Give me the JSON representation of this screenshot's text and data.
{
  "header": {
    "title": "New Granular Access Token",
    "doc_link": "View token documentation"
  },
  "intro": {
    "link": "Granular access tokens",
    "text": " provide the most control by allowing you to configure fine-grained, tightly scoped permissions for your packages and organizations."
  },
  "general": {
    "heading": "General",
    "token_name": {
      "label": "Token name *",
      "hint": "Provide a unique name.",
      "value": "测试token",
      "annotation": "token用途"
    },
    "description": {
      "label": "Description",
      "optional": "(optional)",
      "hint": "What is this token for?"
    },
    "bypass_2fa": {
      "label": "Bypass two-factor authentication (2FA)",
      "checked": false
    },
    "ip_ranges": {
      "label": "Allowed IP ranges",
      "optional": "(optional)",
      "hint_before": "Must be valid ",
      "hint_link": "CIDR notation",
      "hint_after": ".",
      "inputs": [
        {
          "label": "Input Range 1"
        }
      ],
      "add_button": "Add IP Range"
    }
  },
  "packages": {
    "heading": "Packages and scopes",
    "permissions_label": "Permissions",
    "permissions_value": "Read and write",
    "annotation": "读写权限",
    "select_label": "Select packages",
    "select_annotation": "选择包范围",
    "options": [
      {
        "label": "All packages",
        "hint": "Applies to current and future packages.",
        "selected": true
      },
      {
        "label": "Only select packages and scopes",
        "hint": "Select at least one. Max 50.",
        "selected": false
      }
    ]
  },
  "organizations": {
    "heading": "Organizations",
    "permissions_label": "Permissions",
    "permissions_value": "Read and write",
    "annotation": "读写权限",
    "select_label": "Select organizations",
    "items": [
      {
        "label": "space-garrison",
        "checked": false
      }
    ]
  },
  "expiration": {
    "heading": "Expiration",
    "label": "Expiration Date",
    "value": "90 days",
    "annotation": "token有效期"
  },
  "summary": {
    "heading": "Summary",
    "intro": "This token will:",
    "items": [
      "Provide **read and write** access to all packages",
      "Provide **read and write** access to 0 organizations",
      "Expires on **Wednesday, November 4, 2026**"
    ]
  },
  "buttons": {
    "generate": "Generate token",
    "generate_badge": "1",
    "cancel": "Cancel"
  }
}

* WORK REQUIRED: Nothing should be left out: repeat all of the data exactly.

* EXERCISE RESULT:
Give me the JSON representation of this screenshot's text and data.
{
  "header": {
    "title": "New Granular Access Token",
    "doc_link": "View token documentation"
  },
  "intro": {
    "link": "Granular access tokens",
    "text": " provide the most control by allowing you to configure fine-grained, tightly scoped permissions for your packages and organizations."
  },
  "general": {
    "heading": "General",
    "token_name": {
      "label": "Token name *",
      "hint": "Provide a unique name.",
      "value": "测试token",
      "annotation": "token用途"
    },
    "description": {
      "label": "Description",
      "optional": "(optional)",
      "hint": "What is this token for?"
    },
    "bypass_2fa": {
      "label": "Bypass two-factor authentication (2FA)",
      "checked": false
    },
    "ip_ranges": {
      "label": "Allowed IP ranges",
      "optional": "(optional)",
      "hint_before": "Must be valid ",
      "hint_link": "CIDR notation",
      "hint_after": ".",
      "inputs": [
        {
          "label": "Input Range 1"
        }
      ],
      "add_button": "Add IP Range"
    }
  },
  "packages": {
    "heading": "Packages and scopes",
    "permissions_label": "Permissions",
    "permissions_value": "Read and write",
    "annotation": "读写权限",
    "select_label": "Select packages",
    "select_annotation": "选择包范围",
    "options": [
      {
        "label": "All packages",
        "hint": "Applies to current and future packages.",
        "selected": true
      },
      {
        "label": "Only select packages and scopes",
        "hint": "Select at least one. Max 50.",
        "selected": false
      }
    ]
  },
  "organizations": {
    "heading": "Organizations",
    "permissions_label": "Permissions",
    "permissions_value": "Read and write",
    "annotation": "读写权限",
    "select_label": "Select organizations",
    "items": [
      {
        "label": "space-garrison",
        "checked": false
      }
    ]
  },
  "expiration": {
    "heading": "Expiration",
    "label": "Expiration Date",
    "value": "90 days",
    "annotation": "token有效期"
  },
  "summary": {
    "heading": "Summary",
    "intro": "This token will:",
    "items": [
      "Provide **read and write** access to all packages",
      "Provide **read and write** access to 0 organizations",
      "Expires on **Wednesday, November 4, 2026**"
    ]
  },
  "buttons": {
    "generate": "Generate token",
    "generate_badge": "1",
    "cancel": "Cancel"
  }
}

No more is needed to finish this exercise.